What to produce – Copy every line of the data that contains the string "disabled".

Record set –
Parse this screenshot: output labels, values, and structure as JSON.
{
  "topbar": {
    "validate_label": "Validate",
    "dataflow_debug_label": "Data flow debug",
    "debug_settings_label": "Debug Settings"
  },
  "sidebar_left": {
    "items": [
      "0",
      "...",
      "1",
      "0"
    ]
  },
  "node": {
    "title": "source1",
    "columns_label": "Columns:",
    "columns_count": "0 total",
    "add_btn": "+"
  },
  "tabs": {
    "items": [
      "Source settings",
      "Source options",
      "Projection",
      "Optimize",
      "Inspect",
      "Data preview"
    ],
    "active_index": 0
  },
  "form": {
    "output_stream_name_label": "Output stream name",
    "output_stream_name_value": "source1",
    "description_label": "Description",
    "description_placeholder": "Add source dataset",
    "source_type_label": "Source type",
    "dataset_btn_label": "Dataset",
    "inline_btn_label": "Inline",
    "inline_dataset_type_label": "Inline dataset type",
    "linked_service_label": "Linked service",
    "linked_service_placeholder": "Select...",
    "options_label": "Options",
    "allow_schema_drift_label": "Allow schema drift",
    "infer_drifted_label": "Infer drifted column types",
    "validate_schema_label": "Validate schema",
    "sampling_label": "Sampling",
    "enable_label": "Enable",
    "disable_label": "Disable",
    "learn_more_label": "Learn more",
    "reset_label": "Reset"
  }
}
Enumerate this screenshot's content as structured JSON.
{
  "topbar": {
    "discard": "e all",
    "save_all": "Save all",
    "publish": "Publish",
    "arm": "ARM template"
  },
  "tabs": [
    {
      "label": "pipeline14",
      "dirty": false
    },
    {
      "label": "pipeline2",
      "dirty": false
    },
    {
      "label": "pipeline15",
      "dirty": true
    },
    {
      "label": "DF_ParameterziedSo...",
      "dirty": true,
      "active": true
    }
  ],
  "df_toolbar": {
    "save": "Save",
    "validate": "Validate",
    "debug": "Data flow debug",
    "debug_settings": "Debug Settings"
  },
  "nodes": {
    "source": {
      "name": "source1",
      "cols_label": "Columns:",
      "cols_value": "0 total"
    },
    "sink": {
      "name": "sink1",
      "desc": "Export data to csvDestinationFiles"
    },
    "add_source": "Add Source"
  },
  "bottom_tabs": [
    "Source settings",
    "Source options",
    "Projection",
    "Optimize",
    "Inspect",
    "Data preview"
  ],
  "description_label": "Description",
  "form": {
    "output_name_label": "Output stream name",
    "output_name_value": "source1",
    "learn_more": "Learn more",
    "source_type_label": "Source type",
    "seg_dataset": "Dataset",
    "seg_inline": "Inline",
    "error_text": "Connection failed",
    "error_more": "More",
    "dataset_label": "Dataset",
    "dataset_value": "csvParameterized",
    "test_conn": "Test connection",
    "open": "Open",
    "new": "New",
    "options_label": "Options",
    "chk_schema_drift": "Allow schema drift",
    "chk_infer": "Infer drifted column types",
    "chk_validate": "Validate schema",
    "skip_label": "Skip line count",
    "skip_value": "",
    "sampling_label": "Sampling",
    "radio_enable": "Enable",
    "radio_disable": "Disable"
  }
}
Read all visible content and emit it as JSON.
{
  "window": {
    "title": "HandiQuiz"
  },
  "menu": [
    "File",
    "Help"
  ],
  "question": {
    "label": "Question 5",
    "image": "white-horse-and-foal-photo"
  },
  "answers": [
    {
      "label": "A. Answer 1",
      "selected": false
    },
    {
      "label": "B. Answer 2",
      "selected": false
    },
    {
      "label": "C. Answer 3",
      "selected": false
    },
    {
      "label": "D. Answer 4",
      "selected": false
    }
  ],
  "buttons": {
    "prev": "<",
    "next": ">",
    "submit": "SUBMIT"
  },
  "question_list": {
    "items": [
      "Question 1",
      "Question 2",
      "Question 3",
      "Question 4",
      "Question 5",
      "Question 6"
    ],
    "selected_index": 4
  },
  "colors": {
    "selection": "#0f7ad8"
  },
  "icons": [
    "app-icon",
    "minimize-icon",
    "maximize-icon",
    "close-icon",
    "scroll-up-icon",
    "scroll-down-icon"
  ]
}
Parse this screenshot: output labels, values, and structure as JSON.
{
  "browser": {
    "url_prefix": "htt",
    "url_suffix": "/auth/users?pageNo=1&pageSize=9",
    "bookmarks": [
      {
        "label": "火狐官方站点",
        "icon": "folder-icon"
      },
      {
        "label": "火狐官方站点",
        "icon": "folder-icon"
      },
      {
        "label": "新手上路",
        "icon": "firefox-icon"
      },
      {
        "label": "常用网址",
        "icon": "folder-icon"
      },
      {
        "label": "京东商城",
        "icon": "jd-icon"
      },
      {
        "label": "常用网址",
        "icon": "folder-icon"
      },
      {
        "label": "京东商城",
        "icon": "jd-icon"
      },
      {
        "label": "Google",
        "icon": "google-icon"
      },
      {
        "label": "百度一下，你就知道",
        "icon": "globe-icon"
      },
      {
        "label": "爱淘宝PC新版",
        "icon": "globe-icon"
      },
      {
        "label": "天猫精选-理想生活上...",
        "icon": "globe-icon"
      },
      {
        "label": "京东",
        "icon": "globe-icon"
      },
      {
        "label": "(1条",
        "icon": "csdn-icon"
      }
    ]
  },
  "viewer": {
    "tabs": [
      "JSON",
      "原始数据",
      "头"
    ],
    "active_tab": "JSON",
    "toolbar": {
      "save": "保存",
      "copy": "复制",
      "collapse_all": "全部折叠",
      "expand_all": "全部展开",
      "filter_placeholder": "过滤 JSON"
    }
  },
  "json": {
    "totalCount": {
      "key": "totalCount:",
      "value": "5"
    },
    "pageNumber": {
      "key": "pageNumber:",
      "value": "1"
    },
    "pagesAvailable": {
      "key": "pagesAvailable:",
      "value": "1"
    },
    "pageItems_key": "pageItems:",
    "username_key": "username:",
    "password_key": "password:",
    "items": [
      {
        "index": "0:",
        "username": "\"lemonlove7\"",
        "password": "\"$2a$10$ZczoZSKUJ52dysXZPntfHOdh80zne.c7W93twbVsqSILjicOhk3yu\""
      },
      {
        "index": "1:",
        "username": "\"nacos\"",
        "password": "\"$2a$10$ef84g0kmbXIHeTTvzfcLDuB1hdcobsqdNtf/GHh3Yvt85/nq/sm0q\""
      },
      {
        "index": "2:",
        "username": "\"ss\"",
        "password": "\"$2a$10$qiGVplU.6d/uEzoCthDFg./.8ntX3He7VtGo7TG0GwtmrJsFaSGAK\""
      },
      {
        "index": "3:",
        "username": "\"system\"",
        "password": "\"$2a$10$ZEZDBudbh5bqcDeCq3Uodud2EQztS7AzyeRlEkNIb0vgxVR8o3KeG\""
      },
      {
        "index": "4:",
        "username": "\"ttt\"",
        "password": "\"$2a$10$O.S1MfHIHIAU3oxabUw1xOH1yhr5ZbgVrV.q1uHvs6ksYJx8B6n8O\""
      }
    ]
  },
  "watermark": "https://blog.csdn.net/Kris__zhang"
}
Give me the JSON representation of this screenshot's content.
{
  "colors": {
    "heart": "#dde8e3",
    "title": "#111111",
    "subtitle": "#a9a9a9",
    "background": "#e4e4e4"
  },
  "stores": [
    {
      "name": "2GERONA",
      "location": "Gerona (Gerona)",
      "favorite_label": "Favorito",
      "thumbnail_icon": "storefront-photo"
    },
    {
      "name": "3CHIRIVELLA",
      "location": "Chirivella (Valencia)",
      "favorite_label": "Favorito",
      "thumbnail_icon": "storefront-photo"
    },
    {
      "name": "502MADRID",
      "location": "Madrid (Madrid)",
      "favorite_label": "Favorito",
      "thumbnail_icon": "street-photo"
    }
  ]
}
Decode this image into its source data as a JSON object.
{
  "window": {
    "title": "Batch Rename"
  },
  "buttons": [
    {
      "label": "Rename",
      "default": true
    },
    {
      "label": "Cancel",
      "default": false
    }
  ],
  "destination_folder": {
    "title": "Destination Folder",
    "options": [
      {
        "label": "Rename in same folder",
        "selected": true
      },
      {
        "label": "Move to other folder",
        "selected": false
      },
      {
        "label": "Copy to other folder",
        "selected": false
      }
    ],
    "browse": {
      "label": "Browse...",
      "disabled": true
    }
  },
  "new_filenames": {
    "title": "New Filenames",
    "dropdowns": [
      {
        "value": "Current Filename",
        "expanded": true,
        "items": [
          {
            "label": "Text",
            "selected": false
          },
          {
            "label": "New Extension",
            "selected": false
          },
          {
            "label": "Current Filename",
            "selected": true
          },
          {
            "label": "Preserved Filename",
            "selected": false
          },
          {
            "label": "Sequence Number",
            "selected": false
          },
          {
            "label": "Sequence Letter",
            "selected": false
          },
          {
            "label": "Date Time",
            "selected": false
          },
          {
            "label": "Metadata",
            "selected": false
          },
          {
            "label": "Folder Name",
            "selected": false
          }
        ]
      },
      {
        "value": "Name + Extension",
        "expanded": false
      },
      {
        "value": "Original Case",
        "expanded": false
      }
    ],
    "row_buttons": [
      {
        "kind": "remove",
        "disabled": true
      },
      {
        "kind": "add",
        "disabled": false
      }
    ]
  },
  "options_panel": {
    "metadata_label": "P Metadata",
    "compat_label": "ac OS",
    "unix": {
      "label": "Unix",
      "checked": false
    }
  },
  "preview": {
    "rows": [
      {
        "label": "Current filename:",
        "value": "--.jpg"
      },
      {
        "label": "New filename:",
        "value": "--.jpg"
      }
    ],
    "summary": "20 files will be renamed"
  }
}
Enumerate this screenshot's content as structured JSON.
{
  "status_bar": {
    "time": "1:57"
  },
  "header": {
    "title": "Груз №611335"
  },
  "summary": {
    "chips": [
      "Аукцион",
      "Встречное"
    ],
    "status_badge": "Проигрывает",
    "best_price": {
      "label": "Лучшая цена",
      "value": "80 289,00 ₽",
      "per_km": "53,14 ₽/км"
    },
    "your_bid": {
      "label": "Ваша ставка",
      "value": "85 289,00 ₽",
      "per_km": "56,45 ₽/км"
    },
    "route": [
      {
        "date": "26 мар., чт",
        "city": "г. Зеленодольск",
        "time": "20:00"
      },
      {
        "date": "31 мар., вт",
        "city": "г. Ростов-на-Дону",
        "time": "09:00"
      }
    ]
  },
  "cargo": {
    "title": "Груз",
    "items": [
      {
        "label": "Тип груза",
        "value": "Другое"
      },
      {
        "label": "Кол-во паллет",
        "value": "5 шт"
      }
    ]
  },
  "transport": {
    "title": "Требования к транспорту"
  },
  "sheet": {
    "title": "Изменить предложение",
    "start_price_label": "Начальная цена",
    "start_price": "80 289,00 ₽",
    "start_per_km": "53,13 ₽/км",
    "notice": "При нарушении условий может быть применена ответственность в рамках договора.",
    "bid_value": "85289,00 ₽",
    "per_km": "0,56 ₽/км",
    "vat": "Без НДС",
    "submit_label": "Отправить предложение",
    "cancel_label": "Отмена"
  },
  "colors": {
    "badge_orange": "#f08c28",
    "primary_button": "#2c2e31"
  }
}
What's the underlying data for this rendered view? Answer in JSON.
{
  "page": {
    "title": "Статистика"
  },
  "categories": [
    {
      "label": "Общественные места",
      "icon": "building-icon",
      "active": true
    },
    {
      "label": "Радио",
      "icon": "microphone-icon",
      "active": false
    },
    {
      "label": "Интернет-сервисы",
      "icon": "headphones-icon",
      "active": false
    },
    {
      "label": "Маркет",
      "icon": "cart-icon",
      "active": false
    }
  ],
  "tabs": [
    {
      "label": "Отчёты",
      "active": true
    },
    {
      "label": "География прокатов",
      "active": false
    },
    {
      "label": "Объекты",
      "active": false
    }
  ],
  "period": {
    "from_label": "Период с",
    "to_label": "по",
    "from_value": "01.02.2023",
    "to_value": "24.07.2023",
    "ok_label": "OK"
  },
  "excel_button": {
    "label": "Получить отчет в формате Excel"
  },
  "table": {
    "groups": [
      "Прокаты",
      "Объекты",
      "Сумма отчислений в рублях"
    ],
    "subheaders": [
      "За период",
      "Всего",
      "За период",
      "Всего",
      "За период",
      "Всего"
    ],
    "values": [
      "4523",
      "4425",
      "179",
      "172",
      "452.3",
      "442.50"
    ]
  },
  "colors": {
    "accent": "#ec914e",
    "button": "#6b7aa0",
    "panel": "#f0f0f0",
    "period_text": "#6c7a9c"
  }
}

Exercise output –
      "disabled": true
        "disabled": true
        "disabled": false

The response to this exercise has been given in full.